Eine Weidener Zuhörerin hinterfragte den Buchtitel „Unter Heiden”. Laut Haberl solle der Titel zum Nachdenken anregen. Heiden seien nicht unbedingt ungläubige Menschen, sondern solche, die an etwas anderes glauben.
Im weiteren Verlauf des Abends sprach er über den Umgang mit Glaubenszweifeln und betonte, dass diese zum Glauben dazugehören. Er habe nie darunter gelitten, dass man Gott nicht beweisen kann – im Gegenteil, das Ungewisse mache den Glauben für ihn erst spannend. „Man muss ins Unbekannte springen. Das trauen sich viele nicht, aber das ist die Aufgabe – und dann kann's losgehen!”
In der Diskussion wurde deutlich, dass viele Menschen sich nach einer neuen Perspektive auf den Glauben sehnen. „Endlich sagt es mal jemand”, war ein Satz, der in vielen Wortbeiträgen mitschwang. Alle Strömungen in der Kirche hätten nach Haberls Einschätzungen ihren Platz und das sei gut so. Wie man die aktuelle Krise der Kirche überwinden könne, wisse er nicht – „sonst hätte ich einen Termin im Vatikan”. Fest stehe jedoch, dass die Kirchenaustritte in Europa weiter zunehmen werden. Gleichzeitig wachse die Weltkirche rasant: In Asien und Afrika lassen sich immer mehr Menschen taufen.

*MATERIALAUSZUG*:

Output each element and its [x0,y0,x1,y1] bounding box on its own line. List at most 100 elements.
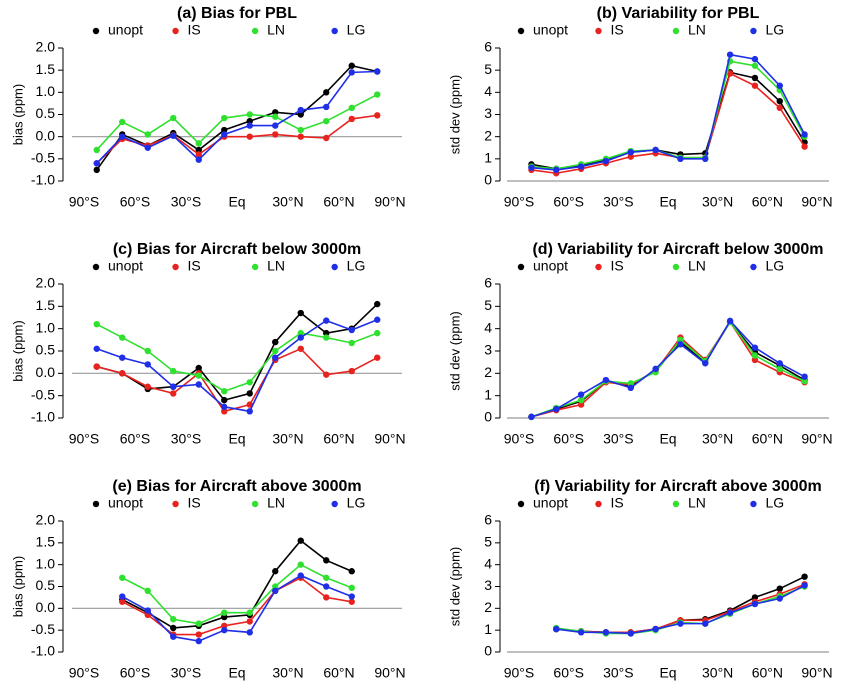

*ARBEITSAUFTRAG*:
Schreibe aus dem Abschnitt über Haberls Vortrag die Stelle ab, die mit den Worten „In der Diskussion“ anfängt und mit „mehr Menschen taufen.“ aufhört. Stütze dich ausschließlich auf den Abschnitt.

*ERWARTETE ANTWORT*:
In der Diskussion wurde deutlich, dass viele Menschen sich nach einer neuen Perspektive auf den Glauben sehnen. „Endlich sagt es mal jemand”, war ein Satz, der in vielen Wortbeiträgen mitschwang. Alle Strömungen in der Kirche hätten nach Haberls Einschätzungen ihren Platz und das sei gut so. Wie man die aktuelle Krise der Kirche überwinden könne, wisse er nicht – „sonst hätte ich einen Termin im Vatikan”. Fest stehe jedoch, dass die Kirchenaustritte in Europa weiter zunehmen werden. Gleichzeitig wachse die Weltkirche rasant: In Asien und Afrika lassen sich immer mehr Menschen taufen.